* **To be done**
Repeat the whole listing exactly as written.

Dataset listings of figures:
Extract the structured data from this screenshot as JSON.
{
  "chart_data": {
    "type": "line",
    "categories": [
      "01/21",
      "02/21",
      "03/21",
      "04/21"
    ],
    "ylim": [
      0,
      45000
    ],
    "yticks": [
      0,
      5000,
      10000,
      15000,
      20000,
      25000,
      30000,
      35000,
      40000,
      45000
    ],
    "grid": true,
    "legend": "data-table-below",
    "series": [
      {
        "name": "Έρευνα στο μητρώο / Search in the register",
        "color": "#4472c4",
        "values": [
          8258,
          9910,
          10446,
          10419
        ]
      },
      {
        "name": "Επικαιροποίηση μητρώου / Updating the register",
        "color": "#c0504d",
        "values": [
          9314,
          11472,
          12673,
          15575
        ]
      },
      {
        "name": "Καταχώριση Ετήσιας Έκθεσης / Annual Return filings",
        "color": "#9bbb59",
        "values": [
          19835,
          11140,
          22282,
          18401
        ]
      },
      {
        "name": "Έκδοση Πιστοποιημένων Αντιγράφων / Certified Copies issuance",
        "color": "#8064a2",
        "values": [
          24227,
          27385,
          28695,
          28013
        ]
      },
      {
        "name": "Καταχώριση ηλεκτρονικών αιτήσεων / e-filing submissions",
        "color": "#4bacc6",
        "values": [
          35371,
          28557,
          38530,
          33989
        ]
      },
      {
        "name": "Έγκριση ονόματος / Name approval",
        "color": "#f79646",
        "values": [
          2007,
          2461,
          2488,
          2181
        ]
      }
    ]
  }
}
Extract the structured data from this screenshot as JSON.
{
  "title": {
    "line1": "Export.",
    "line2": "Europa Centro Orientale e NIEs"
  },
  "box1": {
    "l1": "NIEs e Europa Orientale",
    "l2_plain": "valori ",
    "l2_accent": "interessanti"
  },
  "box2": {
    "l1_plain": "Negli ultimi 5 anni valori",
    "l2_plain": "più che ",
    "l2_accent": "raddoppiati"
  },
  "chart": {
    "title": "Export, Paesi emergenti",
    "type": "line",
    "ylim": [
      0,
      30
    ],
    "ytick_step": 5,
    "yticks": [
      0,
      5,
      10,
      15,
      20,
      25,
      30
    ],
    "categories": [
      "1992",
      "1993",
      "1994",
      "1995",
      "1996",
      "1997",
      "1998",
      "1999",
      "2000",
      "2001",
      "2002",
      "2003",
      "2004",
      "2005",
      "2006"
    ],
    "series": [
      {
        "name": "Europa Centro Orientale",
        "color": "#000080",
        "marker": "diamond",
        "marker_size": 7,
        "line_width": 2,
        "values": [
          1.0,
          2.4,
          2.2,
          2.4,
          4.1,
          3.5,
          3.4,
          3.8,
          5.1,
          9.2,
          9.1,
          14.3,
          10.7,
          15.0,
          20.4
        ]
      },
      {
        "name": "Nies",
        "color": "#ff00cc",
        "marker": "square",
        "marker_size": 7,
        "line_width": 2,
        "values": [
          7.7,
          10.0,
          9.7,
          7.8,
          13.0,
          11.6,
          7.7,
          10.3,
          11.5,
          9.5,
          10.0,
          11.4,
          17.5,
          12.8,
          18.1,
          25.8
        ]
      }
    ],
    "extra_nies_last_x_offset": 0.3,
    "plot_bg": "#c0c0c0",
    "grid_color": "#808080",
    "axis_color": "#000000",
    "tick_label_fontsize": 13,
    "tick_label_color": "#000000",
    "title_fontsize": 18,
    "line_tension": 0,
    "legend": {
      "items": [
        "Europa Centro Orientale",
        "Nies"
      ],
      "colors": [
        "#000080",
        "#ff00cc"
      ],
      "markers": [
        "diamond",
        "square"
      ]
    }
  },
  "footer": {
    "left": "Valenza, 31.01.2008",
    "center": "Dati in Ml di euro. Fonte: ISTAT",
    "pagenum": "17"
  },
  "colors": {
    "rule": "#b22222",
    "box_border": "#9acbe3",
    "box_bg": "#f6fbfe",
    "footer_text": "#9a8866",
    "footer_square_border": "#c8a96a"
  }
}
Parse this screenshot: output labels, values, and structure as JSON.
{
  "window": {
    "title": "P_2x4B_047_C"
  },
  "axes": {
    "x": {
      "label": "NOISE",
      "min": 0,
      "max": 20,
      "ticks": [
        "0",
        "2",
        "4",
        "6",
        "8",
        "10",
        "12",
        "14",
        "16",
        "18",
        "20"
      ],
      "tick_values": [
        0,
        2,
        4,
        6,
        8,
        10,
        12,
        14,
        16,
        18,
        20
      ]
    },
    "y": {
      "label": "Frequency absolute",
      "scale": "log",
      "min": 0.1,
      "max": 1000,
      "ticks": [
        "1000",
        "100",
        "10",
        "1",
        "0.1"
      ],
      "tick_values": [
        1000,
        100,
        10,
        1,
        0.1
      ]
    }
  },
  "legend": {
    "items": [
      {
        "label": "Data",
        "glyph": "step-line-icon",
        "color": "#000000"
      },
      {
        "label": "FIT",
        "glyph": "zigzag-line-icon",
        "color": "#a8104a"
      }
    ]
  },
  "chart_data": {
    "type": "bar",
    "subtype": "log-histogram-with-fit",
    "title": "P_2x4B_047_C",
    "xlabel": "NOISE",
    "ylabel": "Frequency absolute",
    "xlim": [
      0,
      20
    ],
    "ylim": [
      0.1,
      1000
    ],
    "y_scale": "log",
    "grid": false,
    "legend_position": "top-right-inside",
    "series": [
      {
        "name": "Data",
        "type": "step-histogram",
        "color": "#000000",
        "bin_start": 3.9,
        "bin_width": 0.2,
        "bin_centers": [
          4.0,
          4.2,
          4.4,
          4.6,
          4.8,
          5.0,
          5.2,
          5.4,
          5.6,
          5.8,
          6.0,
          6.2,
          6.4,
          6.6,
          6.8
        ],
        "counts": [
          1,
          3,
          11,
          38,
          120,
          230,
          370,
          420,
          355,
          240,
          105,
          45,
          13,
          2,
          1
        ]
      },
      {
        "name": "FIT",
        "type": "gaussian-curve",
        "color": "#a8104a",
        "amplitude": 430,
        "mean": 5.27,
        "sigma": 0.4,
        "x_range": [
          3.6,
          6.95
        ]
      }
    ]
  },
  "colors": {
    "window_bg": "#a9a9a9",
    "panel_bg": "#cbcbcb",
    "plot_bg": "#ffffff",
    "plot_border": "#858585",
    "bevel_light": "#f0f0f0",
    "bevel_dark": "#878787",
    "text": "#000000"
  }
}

* **In response**
Extract the structured data from this screenshot as JSON.
{
  "chart_data": {
    "type": "line",
    "categories": [
      "01/21",
      "02/21",
      "03/21",
      "04/21"
    ],
    "ylim": [
      0,
      45000
    ],
    "yticks": [
      0,
      5000,
      10000,
      15000,
      20000,
      25000,
      30000,
      35000,
      40000,
      45000
    ],
    "grid": true,
    "legend": "data-table-below",
    "series": [
      {
        "name": "Έρευνα στο μητρώο / Search in the register",
        "color": "#4472c4",
        "values": [
          8258,
          9910,
          10446,
          10419
        ]
      },
      {
        "name": "Επικαιροποίηση μητρώου / Updating the register",
        "color": "#c0504d",
        "values": [
          9314,
          11472,
          12673,
          15575
        ]
      },
      {
        "name": "Καταχώριση Ετήσιας Έκθεσης / Annual Return filings",
        "color": "#9bbb59",
        "values": [
          19835,
          11140,
          22282,
          18401
        ]
      },
      {
        "name": "Έκδοση Πιστοποιημένων Αντιγράφων / Certified Copies issuance",
        "color": "#8064a2",
        "values": [
          24227,
          27385,
          28695,
          28013
        ]
      },
      {
        "name": "Καταχώριση ηλεκτρονικών αιτήσεων / e-filing submissions",
        "color": "#4bacc6",
        "values": [
          35371,
          28557,
          38530,
          33989
        ]
      },
      {
        "name": "Έγκριση ονόματος / Name approval",
        "color": "#f79646",
        "values": [
          2007,
          2461,
          2488,
          2181
        ]
      }
    ]
  }
}
Extract the structured data from this screenshot as JSON.
{
  "title": {
    "line1": "Export.",
    "line2": "Europa Centro Orientale e NIEs"
  },
  "box1": {
    "l1": "NIEs e Europa Orientale",
    "l2_plain": "valori ",
    "l2_accent": "interessanti"
  },
  "box2": {
    "l1_plain": "Negli ultimi 5 anni valori",
    "l2_plain": "più che ",
    "l2_accent": "raddoppiati"
  },
  "chart": {
    "title": "Export, Paesi emergenti",
    "type": "line",
    "ylim": [
      0,
      30
    ],
    "ytick_step": 5,
    "yticks": [
      0,
      5,
      10,
      15,
      20,
      25,
      30
    ],
    "categories": [
      "1992",
      "1993",
      "1994",
      "1995",
      "1996",
      "1997",
      "1998",
      "1999",
      "2000",
      "2001",
      "2002",
      "2003",
      "2004",
      "2005",
      "2006"
    ],
    "series": [
      {
        "name": "Europa Centro Orientale",
        "color": "#000080",
        "marker": "diamond",
        "marker_size": 7,
        "line_width": 2,
        "values": [
          1.0,
          2.4,
          2.2,
          2.4,
          4.1,
          3.5,
          3.4,
          3.8,
          5.1,
          9.2,
          9.1,
          14.3,
          10.7,
          15.0,
          20.4
        ]
      },
      {
        "name": "Nies",
        "color": "#ff00cc",
        "marker": "square",
        "marker_size": 7,
        "line_width": 2,
        "values": [
          7.7,
          10.0,
          9.7,
          7.8,
          13.0,
          11.6,
          7.7,
          10.3,
          11.5,
          9.5,
          10.0,
          11.4,
          17.5,
          12.8,
          18.1,
          25.8
        ]
      }
    ],
    "extra_nies_last_x_offset": 0.3,
    "plot_bg": "#c0c0c0",
    "grid_color": "#808080",
    "axis_color": "#000000",
    "tick_label_fontsize": 13,
    "tick_label_color": "#000000",
    "title_fontsize": 18,
    "line_tension": 0,
    "legend": {
      "items": [
        "Europa Centro Orientale",
        "Nies"
      ],
      "colors": [
        "#000080",
        "#ff00cc"
      ],
      "markers": [
        "diamond",
        "square"
      ]
    }
  },
  "footer": {
    "left": "Valenza, 31.01.2008",
    "center": "Dati in Ml di euro. Fonte: ISTAT",
    "pagenum": "17"
  },
  "colors": {
    "rule": "#b22222",
    "box_border": "#9acbe3",
    "box_bg": "#f6fbfe",
    "footer_text": "#9a8866",
    "footer_square_border": "#c8a96a"
  }
}
Parse this screenshot: output labels, values, and structure as JSON.
{
  "window": {
    "title": "P_2x4B_047_C"
  },
  "axes": {
    "x": {
      "label": "NOISE",
      "min": 0,
      "max": 20,
      "ticks": [
        "0",
        "2",
        "4",
        "6",
        "8",
        "10",
        "12",
        "14",
        "16",
        "18",
        "20"
      ],
      "tick_values": [
        0,
        2,
        4,
        6,
        8,
        10,
        12,
        14,
        16,
        18,
        20
      ]
    },
    "y": {
      "label": "Frequency absolute",
      "scale": "log",
      "min": 0.1,
      "max": 1000,
      "ticks": [
        "1000",
        "100",
        "10",
        "1",
        "0.1"
      ],
      "tick_values": [
        1000,
        100,
        10,
        1,
        0.1
      ]
    }
  },
  "legend": {
    "items": [
      {
        "label": "Data",
        "glyph": "step-line-icon",
        "color": "#000000"
      },
      {
        "label": "FIT",
        "glyph": "zigzag-line-icon",
        "color": "#a8104a"
      }
    ]
  },
  "chart_data": {
    "type": "bar",
    "subtype": "log-histogram-with-fit",
    "title": "P_2x4B_047_C",
    "xlabel": "NOISE",
    "ylabel": "Frequency absolute",
    "xlim": [
      0,
      20
    ],
    "ylim": [
      0.1,
      1000
    ],
    "y_scale": "log",
    "grid": false,
    "legend_position": "top-right-inside",
    "series": [
      {
        "name": "Data",
        "type": "step-histogram",
        "color": "#000000",
        "bin_start": 3.9,
        "bin_width": 0.2,
        "bin_centers": [
          4.0,
          4.2,
          4.4,
          4.6,
          4.8,
          5.0,
          5.2,
          5.4,
          5.6,
          5.8,
          6.0,
          6.2,
          6.4,
          6.6,
          6.8
        ],
        "counts": [
          1,
          3,
          11,
          38,
          120,
          230,
          370,
          420,
          355,
          240,
          105,
          45,
          13,
          2,
          1
        ]
      },
      {
        "name": "FIT",
        "type": "gaussian-curve",
        "color": "#a8104a",
        "amplitude": 430,
        "mean": 5.27,
        "sigma": 0.4,
        "x_range": [
          3.6,
          6.95
        ]
      }
    ]
  },
  "colors": {
    "window_bg": "#a9a9a9",
    "panel_bg": "#cbcbcb",
    "plot_bg": "#ffffff",
    "plot_border": "#858585",
    "bevel_light": "#f0f0f0",
    "bevel_dark": "#878787",
    "text": "#000000"
  }
}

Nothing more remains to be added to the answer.